_WHAT YOU NEED TO DO_. It is required that all of the data be written out exactly.

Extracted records
•••
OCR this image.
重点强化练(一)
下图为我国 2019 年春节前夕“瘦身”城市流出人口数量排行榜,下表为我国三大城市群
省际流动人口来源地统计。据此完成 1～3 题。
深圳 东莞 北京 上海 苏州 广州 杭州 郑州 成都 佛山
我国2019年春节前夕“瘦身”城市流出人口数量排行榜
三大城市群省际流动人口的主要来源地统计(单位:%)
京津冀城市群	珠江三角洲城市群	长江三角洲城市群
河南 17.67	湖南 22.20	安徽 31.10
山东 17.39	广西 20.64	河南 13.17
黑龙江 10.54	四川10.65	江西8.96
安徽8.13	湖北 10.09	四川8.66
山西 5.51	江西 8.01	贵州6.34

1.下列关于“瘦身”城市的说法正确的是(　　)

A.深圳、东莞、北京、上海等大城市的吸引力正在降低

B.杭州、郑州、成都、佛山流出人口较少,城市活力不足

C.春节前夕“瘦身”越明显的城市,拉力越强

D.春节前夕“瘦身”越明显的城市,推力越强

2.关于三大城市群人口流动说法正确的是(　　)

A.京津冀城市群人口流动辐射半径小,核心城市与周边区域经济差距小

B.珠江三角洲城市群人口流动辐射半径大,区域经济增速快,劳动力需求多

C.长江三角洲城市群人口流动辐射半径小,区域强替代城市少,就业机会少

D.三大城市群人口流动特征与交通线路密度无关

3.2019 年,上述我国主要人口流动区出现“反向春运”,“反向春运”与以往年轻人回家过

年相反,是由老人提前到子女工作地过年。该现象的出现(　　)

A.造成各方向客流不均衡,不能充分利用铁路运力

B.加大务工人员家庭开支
•••
_SOLUTION_.
OCR this image.
重点强化练(一)
下图为我国 2019 年春节前夕“瘦身”城市流出人口数量排行榜,下表为我国三大城市群
省际流动人口来源地统计。据此完成 1～3 题。
深圳 东莞 北京 上海 苏州 广州 杭州 郑州 成都 佛山
我国2019年春节前夕“瘦身”城市流出人口数量排行榜
三大城市群省际流动人口的主要来源地统计(单位:%)
京津冀城市群	珠江三角洲城市群	长江三角洲城市群
河南 17.67	湖南 22.20	安徽 31.10
山东 17.39	广西 20.64	河南 13.17
黑龙江 10.54	四川10.65	江西8.96
安徽8.13	湖北 10.09	四川8.66
山西 5.51	江西 8.01	贵州6.34

1.下列关于“瘦身”城市的说法正确的是(　　)

A.深圳、东莞、北京、上海等大城市的吸引力正在降低

B.杭州、郑州、成都、佛山流出人口较少,城市活力不足

C.春节前夕“瘦身”越明显的城市,拉力越强

D.春节前夕“瘦身”越明显的城市,推力越强

2.关于三大城市群人口流动说法正确的是(　　)

A.京津冀城市群人口流动辐射半径小,核心城市与周边区域经济差距小

B.珠江三角洲城市群人口流动辐射半径大,区域经济增速快,劳动力需求多

C.长江三角洲城市群人口流动辐射半径小,区域强替代城市少,就业机会少

D.三大城市群人口流动特征与交通线路密度无关

3.2019 年,上述我国主要人口流动区出现“反向春运”,“反向春运”与以往年轻人回家过

年相反,是由老人提前到子女工作地过年。该现象的出现(　　)

A.造成各方向客流不均衡,不能充分利用铁路运力

B.加大务工人员家庭开支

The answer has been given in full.